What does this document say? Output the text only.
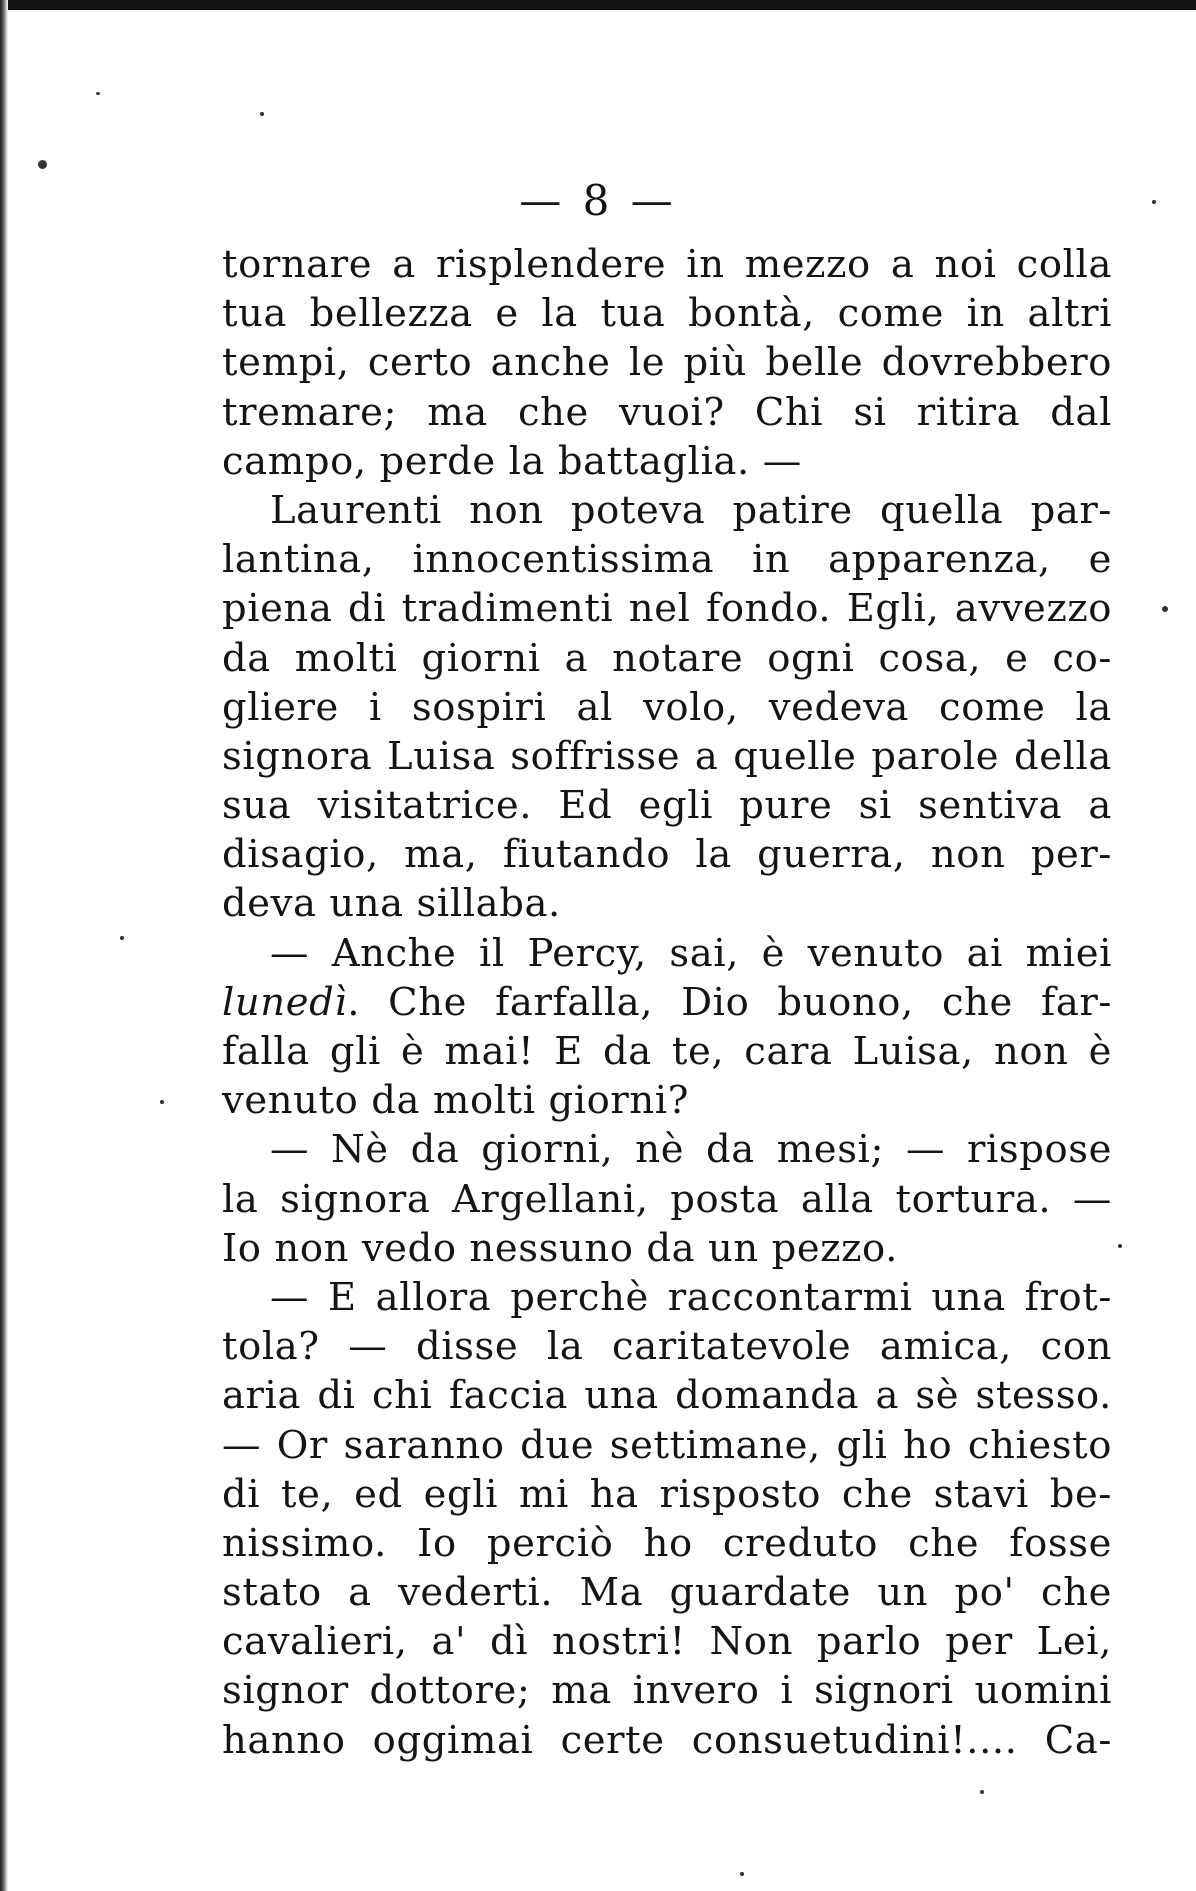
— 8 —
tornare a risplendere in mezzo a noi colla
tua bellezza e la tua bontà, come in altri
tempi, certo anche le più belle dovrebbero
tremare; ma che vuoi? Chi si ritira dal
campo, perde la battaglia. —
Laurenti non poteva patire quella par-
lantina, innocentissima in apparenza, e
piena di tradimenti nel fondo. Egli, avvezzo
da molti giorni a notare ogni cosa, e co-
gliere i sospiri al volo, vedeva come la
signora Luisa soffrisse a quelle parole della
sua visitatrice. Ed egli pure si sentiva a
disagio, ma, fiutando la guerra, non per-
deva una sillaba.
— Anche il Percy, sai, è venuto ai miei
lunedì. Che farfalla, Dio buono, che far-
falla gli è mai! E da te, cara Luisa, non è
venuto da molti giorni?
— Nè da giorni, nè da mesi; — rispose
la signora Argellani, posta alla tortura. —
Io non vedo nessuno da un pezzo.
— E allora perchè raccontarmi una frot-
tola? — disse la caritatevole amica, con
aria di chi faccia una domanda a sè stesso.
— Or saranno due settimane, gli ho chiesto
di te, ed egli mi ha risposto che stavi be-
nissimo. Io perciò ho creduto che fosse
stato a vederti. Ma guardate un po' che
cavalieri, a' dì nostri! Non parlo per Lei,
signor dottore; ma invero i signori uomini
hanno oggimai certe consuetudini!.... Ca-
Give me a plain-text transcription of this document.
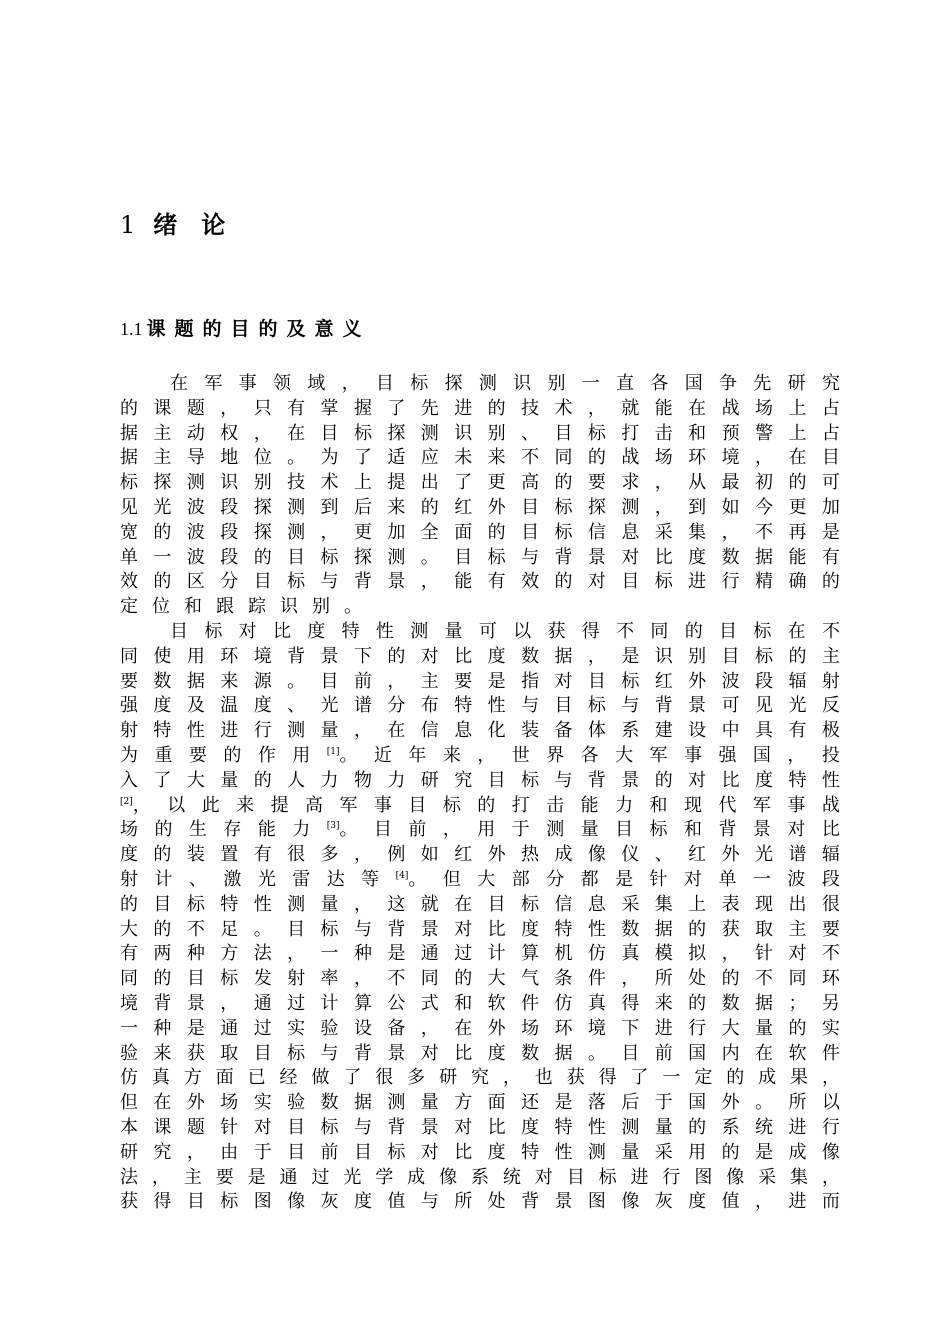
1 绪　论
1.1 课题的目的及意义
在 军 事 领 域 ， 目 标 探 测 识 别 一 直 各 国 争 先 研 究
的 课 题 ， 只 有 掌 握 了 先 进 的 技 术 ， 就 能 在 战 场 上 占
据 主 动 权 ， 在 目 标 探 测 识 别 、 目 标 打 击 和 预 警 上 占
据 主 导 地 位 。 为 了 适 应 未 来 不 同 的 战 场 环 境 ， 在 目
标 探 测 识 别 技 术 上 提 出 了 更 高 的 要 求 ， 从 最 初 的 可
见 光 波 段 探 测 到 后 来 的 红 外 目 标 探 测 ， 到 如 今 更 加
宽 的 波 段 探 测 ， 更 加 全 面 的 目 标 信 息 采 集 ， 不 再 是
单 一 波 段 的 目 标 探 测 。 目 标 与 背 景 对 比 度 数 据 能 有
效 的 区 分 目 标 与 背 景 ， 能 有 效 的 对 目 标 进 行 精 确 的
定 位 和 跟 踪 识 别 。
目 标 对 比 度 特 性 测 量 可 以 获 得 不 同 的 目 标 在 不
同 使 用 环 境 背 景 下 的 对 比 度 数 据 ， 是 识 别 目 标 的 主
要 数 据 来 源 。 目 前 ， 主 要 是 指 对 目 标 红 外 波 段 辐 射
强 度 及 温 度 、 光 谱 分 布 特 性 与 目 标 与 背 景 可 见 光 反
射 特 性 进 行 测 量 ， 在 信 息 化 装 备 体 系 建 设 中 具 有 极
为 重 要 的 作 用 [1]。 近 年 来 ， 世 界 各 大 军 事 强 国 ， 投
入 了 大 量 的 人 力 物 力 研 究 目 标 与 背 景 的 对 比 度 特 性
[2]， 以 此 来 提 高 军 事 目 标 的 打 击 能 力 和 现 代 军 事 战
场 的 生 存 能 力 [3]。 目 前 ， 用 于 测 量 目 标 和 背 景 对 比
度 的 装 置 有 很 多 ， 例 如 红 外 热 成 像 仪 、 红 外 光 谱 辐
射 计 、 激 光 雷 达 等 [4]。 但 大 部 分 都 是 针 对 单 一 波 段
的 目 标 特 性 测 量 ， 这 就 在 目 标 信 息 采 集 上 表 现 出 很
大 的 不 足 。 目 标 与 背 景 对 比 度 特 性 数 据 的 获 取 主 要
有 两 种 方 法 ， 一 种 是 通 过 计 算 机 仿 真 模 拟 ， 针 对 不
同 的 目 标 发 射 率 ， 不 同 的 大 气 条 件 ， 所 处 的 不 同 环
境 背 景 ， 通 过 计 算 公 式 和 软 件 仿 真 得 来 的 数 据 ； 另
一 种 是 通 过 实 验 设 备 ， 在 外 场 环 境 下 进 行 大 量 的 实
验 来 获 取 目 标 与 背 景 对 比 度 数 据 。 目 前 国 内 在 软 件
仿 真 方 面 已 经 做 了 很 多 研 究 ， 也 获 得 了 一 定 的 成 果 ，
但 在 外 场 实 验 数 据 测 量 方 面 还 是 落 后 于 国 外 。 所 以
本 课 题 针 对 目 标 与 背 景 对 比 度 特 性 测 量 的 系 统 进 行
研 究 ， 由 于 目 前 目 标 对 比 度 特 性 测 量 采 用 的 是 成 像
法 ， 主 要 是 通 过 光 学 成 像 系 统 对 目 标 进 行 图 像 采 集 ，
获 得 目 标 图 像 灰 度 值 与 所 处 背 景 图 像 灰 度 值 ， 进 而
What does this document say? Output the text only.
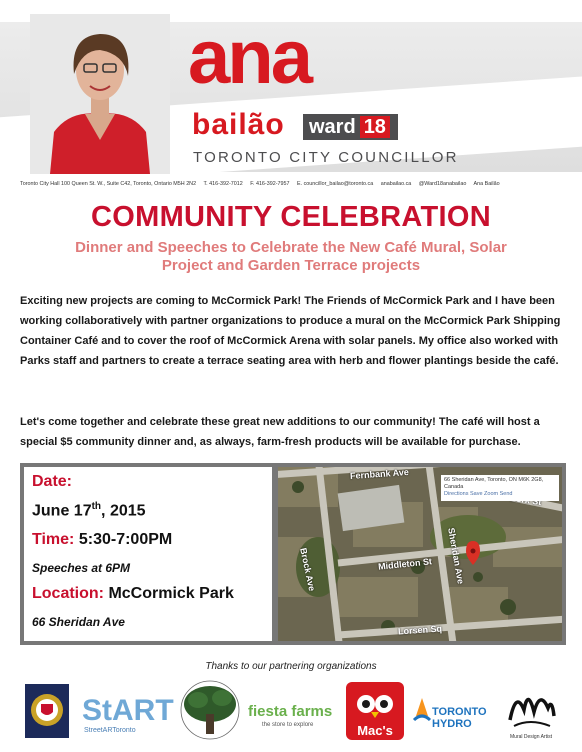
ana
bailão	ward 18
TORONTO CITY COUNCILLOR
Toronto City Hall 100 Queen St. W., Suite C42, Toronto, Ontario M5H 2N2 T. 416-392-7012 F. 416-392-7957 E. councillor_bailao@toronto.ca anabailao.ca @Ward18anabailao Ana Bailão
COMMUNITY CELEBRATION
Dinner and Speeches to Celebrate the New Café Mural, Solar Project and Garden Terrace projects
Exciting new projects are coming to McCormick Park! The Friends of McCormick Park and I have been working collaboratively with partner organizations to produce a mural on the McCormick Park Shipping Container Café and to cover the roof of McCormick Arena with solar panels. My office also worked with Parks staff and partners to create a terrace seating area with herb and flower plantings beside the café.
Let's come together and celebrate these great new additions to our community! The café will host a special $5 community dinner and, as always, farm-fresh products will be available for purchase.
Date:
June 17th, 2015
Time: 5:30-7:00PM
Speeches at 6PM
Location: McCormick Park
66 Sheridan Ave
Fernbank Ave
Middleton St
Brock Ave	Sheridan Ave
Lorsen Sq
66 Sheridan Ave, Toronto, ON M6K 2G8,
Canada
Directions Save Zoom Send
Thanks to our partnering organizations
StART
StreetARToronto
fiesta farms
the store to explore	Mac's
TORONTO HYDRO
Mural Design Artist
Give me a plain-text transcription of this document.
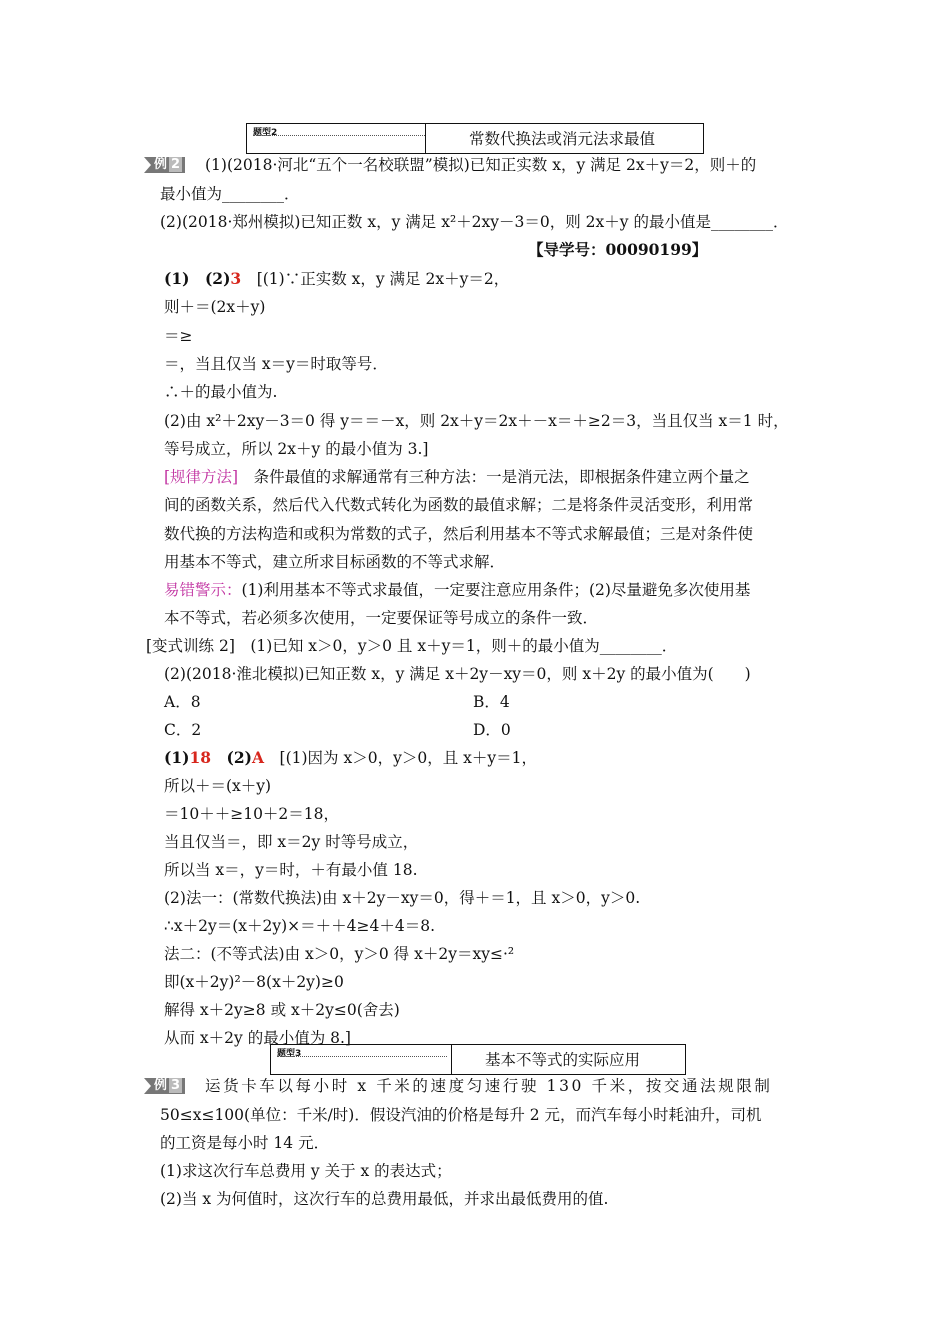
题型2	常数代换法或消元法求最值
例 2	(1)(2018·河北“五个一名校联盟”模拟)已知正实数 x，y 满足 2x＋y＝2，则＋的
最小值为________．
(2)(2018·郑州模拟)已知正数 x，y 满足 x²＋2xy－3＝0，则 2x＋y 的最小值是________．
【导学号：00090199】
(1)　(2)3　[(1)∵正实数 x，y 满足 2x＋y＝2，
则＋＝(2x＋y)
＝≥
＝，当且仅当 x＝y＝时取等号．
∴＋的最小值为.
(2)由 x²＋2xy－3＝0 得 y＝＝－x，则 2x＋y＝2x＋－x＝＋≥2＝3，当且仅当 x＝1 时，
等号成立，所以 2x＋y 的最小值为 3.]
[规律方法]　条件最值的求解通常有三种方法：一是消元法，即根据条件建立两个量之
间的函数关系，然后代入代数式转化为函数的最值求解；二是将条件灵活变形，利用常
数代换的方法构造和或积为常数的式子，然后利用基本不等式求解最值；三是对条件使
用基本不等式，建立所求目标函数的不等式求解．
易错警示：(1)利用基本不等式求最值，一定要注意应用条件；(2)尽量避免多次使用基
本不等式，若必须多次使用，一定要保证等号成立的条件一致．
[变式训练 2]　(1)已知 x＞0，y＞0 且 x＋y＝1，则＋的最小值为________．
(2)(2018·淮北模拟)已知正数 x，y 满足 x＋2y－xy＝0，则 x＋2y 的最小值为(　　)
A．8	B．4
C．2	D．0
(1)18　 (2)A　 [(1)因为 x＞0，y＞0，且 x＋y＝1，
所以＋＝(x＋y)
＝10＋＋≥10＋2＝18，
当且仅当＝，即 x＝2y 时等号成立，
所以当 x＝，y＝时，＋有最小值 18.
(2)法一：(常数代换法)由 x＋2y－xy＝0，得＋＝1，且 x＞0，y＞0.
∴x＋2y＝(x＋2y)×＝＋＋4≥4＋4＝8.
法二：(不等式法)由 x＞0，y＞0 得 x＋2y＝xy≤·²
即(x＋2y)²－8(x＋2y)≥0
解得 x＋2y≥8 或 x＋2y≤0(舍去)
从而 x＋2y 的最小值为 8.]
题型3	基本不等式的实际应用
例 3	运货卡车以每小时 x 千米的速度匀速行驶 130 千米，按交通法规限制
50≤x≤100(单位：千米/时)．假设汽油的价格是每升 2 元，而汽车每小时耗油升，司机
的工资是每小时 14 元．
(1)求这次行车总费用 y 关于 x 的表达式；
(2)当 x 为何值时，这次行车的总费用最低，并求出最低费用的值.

→ Given task: Keep only those lines of the records that hold "Park", and return them.

→ Correct result:
Exciting new projects are coming to McCormick Park! The Friends of McCormick Park and I have been working collaboratively with partner organizations to produce a mural on the McCormick Park Shipping Container Café and to cover the roof of McCormick Arena with solar panels. My office also worked with Parks staff and partners to create a terrace seating area with herb and flower plantings beside the café.
Location: McCormick Park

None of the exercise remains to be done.